# [PROBLEM STATEMENT]
Only lines with the string "County" matter here; gather them from the material below.

Extracted data entries
--- start ---
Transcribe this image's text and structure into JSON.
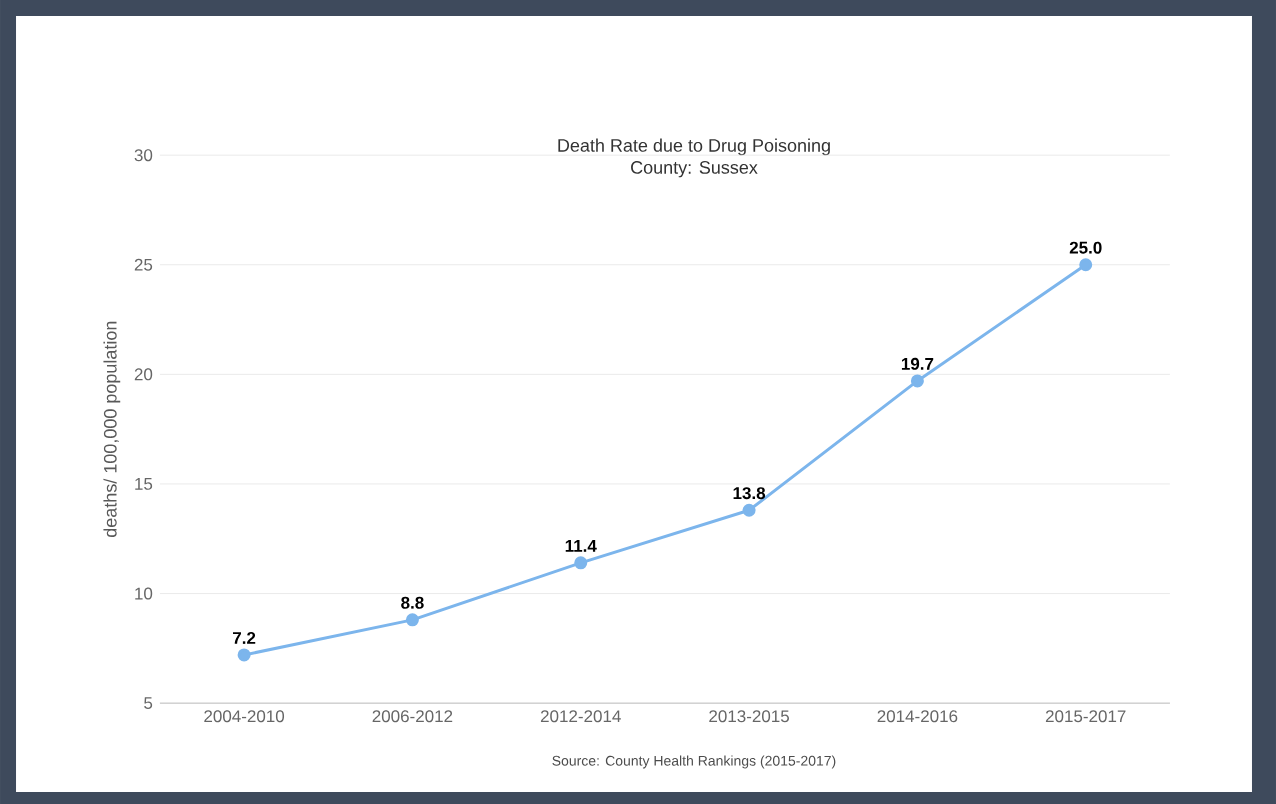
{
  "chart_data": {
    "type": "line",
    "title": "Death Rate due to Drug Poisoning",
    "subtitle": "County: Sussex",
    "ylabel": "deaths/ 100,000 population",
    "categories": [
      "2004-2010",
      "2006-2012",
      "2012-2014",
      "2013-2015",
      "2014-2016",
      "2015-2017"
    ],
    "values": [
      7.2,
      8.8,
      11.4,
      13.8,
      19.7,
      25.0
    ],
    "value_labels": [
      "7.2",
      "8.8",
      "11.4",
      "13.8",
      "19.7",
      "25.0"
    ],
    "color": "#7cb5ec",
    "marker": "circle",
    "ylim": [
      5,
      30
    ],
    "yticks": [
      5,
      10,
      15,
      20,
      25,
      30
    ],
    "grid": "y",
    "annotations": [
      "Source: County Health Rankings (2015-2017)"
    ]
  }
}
--- end ---
# [CORRECT RESULT]
    "subtitle": "County: Sussex",
      "Source: County Health Rankings (2015-2017)"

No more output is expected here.